WHAT YOU HAVE TO DO —
Select all lines holding the word "Lahan" from the entries that follow.

DATA IN THIS EXERCISE —
▼

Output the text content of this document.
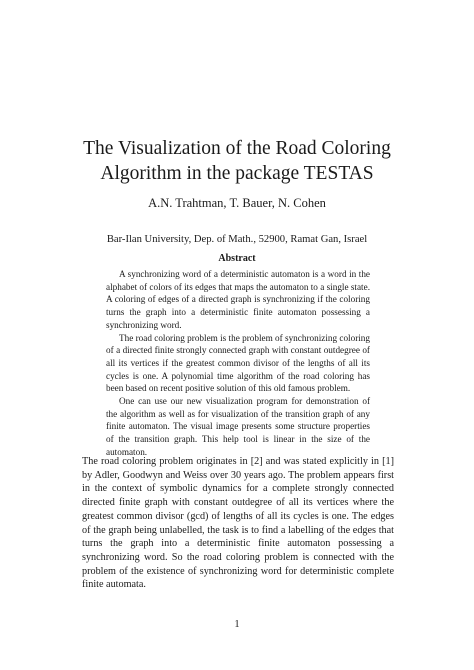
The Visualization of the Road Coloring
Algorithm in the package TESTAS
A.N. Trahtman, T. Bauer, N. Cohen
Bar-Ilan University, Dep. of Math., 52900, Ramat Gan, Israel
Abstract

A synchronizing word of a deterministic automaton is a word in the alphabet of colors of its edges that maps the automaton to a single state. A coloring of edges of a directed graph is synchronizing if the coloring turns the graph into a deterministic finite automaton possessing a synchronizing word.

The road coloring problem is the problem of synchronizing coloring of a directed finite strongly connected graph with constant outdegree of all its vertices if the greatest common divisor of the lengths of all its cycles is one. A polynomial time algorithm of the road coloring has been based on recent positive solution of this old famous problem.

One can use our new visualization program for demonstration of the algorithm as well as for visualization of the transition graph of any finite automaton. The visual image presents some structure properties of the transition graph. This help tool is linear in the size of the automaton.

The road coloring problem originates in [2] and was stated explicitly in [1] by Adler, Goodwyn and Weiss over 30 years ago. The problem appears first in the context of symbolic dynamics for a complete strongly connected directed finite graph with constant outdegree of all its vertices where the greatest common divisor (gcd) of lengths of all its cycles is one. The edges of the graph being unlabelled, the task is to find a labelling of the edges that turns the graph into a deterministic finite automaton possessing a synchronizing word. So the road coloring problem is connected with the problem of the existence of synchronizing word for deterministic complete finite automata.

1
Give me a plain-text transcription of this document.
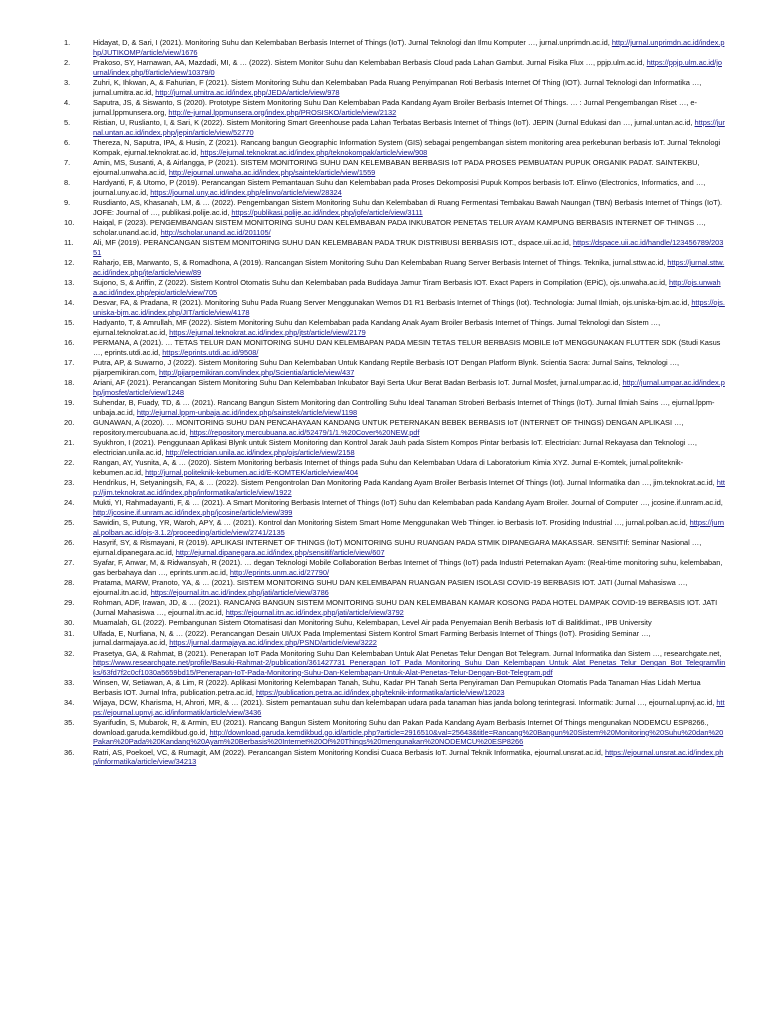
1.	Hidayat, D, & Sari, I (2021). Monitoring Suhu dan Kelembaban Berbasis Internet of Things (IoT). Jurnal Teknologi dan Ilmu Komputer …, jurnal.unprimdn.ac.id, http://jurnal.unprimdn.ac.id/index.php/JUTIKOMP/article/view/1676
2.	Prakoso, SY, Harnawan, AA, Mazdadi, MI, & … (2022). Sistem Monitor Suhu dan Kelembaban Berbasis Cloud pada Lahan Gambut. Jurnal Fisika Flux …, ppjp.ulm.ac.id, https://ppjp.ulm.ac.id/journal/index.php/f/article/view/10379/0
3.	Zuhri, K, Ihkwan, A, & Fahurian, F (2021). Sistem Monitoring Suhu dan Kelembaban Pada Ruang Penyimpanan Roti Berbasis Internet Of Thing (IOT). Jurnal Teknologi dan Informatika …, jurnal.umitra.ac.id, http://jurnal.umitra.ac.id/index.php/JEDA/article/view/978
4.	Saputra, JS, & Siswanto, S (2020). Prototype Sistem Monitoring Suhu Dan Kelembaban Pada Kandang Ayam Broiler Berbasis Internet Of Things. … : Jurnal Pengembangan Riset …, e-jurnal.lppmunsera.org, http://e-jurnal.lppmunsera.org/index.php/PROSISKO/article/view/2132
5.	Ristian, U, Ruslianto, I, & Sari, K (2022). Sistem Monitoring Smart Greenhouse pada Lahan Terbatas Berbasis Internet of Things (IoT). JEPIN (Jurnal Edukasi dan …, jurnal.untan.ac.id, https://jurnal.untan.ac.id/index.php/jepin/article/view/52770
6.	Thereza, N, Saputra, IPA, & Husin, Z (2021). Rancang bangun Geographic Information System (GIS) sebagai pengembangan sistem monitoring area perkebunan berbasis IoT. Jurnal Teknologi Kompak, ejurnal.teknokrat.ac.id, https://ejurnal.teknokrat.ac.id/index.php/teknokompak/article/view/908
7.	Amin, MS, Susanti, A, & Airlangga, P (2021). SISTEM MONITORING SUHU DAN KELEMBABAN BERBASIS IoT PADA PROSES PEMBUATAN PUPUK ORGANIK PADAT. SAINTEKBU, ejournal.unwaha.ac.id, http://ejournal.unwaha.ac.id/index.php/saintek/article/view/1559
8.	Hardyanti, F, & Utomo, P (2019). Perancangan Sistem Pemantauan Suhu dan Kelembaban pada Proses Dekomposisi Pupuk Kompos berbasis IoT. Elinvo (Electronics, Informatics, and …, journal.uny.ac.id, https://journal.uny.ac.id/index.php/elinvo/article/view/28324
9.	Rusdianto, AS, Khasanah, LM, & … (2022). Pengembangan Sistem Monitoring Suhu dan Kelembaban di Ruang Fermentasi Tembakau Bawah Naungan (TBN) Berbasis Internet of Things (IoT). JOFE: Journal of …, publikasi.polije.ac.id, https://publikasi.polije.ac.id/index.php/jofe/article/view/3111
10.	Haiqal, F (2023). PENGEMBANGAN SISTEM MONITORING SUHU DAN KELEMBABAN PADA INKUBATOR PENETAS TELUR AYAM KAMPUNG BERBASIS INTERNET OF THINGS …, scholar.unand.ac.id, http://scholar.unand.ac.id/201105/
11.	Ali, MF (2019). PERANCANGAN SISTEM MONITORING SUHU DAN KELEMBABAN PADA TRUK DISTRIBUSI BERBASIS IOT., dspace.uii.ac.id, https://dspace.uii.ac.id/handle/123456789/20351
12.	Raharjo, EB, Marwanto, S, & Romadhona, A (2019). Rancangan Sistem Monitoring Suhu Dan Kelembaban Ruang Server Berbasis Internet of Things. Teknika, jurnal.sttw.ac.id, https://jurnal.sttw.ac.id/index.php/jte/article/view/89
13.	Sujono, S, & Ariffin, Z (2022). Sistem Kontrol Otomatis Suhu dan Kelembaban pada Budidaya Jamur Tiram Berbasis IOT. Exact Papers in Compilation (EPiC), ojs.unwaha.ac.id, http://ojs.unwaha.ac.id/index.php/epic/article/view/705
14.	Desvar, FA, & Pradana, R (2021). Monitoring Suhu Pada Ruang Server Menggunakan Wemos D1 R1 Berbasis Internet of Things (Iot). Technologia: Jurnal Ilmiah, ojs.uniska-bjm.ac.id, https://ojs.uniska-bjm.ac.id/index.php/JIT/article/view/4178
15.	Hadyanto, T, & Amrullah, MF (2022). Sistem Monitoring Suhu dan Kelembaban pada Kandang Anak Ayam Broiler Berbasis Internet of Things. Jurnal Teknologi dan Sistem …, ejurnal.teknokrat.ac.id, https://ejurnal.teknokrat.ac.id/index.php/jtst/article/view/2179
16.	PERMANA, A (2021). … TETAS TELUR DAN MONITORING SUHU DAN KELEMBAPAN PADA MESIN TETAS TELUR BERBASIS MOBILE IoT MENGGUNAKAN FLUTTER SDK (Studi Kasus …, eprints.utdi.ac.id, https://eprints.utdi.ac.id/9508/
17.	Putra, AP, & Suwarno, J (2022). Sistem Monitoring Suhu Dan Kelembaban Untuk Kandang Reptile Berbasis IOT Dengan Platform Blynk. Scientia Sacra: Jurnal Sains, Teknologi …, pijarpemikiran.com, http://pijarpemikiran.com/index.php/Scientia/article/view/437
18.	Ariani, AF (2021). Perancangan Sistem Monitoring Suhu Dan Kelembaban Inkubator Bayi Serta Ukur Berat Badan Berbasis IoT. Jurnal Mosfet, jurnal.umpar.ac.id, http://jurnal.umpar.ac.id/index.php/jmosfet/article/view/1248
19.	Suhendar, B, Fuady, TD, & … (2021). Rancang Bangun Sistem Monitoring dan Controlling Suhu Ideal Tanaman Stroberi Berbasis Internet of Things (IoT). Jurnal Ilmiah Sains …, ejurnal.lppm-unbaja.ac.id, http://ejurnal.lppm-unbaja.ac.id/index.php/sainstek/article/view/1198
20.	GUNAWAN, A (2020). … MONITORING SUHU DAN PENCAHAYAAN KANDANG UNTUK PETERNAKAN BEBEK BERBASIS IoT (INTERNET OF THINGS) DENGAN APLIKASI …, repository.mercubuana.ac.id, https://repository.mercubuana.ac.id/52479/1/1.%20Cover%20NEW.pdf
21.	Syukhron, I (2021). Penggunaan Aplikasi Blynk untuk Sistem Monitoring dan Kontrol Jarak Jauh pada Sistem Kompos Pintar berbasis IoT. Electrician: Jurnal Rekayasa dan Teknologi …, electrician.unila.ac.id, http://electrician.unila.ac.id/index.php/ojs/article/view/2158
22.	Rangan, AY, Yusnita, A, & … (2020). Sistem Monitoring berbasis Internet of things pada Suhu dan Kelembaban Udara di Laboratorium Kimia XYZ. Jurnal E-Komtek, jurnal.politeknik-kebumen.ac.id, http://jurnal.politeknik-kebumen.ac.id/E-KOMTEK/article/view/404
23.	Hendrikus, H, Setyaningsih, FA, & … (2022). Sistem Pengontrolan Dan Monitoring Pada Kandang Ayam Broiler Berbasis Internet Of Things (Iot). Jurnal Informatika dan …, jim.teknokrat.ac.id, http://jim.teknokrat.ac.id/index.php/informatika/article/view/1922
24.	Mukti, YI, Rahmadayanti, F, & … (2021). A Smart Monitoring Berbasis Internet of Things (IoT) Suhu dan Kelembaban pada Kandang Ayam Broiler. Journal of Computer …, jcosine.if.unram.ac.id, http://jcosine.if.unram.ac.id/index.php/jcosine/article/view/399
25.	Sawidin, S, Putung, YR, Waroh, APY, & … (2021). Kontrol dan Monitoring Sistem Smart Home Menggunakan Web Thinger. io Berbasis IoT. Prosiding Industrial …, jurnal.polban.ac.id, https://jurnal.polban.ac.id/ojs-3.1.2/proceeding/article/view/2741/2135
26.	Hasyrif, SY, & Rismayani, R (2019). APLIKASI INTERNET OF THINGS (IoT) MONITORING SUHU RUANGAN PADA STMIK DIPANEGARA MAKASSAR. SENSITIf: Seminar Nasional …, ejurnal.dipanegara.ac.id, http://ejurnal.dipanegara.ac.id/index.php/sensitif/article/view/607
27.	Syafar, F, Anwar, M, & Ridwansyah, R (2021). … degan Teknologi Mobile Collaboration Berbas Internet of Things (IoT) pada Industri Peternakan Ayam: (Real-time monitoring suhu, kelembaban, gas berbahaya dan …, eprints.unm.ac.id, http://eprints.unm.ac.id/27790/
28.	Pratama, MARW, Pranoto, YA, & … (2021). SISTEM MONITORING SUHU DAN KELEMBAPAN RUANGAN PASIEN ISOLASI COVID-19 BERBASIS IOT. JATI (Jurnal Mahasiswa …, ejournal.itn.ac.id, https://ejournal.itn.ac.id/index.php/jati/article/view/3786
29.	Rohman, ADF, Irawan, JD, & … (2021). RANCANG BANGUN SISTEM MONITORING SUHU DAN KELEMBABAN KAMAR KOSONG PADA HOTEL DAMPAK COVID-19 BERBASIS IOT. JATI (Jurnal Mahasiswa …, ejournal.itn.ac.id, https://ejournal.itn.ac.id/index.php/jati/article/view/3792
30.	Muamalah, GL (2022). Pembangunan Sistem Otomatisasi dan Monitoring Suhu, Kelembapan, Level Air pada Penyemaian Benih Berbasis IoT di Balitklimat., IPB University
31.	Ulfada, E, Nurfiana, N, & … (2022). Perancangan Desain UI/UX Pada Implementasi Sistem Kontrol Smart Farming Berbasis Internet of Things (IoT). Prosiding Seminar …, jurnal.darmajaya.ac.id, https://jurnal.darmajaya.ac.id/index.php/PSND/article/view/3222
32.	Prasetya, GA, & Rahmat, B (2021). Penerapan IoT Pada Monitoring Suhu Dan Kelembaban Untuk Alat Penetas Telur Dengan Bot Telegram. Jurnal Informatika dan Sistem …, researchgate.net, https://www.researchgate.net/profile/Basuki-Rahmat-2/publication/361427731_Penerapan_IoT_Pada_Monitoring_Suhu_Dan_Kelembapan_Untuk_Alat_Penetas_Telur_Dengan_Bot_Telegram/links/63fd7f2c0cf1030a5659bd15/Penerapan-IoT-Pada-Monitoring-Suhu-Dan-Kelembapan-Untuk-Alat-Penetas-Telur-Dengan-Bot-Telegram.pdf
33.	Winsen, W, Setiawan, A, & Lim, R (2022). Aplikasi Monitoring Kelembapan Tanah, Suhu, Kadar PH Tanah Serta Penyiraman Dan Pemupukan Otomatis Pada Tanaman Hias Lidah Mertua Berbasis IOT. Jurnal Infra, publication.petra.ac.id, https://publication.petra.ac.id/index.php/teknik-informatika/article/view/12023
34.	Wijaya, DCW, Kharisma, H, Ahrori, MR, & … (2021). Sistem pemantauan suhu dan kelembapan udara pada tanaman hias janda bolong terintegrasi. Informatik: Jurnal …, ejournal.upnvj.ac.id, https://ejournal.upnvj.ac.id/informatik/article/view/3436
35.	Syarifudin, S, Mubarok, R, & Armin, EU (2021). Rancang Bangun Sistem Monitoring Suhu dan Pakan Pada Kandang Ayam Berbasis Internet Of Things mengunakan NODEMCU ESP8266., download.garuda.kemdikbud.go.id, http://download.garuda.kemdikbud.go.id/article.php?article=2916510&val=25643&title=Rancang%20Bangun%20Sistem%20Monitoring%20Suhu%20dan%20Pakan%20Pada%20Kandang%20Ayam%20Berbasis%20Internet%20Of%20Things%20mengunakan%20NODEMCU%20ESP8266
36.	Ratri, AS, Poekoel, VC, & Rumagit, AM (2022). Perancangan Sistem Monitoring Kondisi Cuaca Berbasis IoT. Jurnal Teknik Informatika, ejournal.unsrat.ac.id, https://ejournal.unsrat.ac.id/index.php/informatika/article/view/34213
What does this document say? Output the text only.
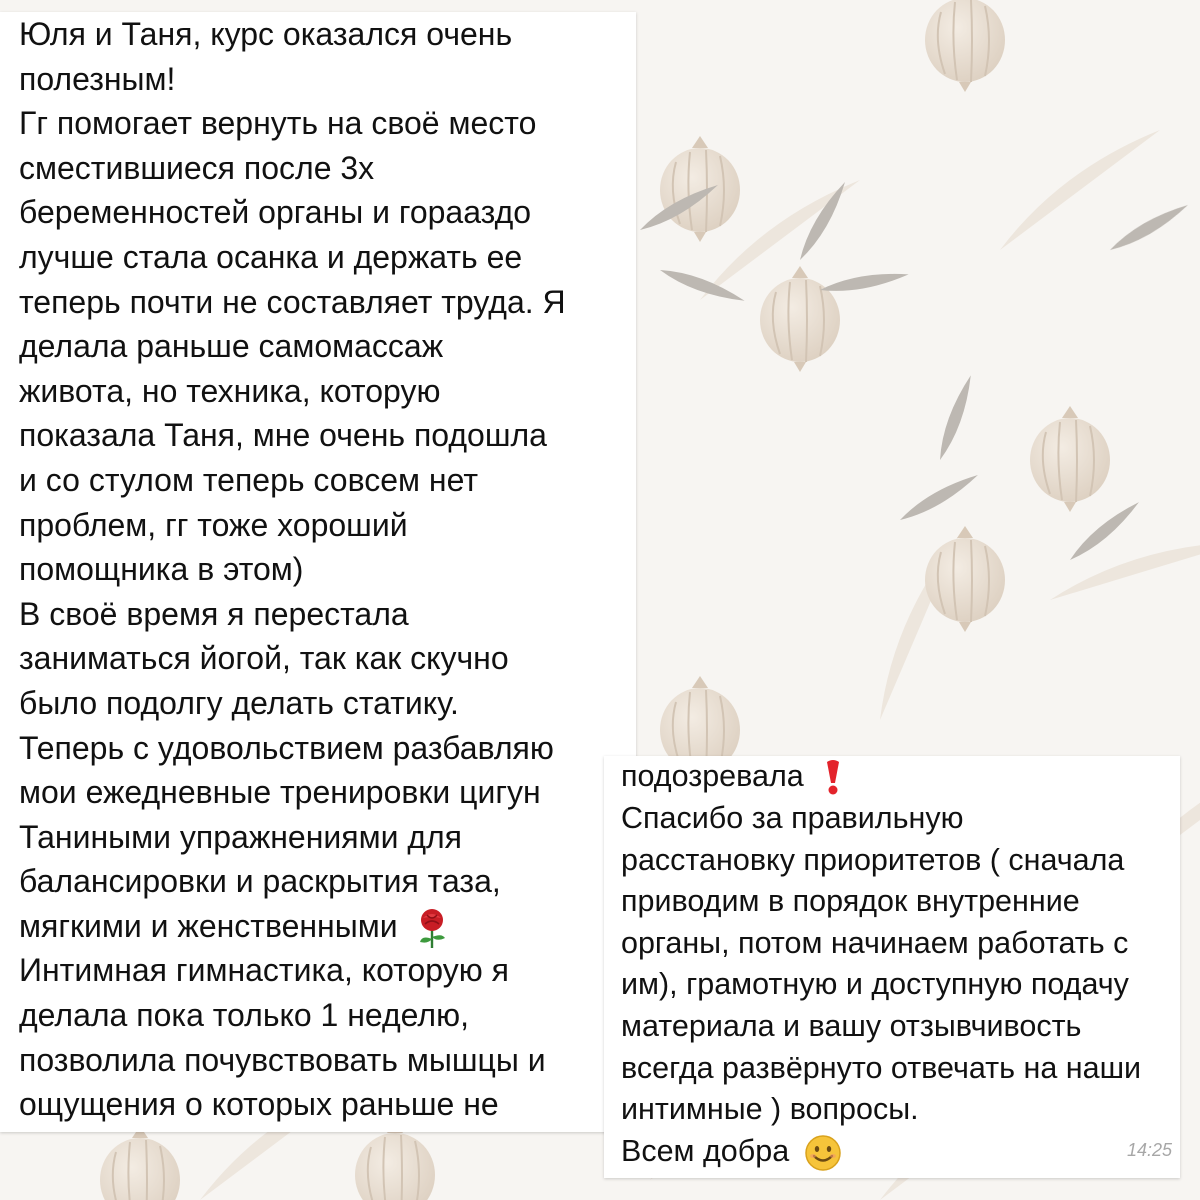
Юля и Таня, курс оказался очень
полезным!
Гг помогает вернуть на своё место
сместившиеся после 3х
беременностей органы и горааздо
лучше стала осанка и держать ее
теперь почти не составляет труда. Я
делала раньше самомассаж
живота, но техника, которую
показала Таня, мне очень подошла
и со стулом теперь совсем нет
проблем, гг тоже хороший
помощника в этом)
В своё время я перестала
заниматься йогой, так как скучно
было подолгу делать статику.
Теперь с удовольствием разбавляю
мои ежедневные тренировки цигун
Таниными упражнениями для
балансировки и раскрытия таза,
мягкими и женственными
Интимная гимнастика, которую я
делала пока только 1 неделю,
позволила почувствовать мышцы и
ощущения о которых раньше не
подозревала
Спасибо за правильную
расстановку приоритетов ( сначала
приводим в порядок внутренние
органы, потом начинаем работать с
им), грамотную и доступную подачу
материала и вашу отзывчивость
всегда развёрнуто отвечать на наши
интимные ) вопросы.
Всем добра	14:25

▲

ANSWER BELOW —
2.	Prakoso, SY, Harnawan, AA, Mazdadi, MI, & … (2022). Sistem Monitor Suhu dan Kelembaban Berbasis Cloud pada Lahan Gambut. Jurnal Fisika Flux …, ppjp.ulm.ac.id, https://ppjp.ulm.ac.id/journal/index.php/f/article/view/10379/0
5.	Ristian, U, Ruslianto, I, & Sari, K (2022). Sistem Monitoring Smart Greenhouse pada Lahan Terbatas Berbasis Internet of Things (IoT). JEPIN (Jurnal Edukasi dan …, jurnal.untan.ac.id, https://jurnal.untan.ac.id/index.php/jepin/article/view/52770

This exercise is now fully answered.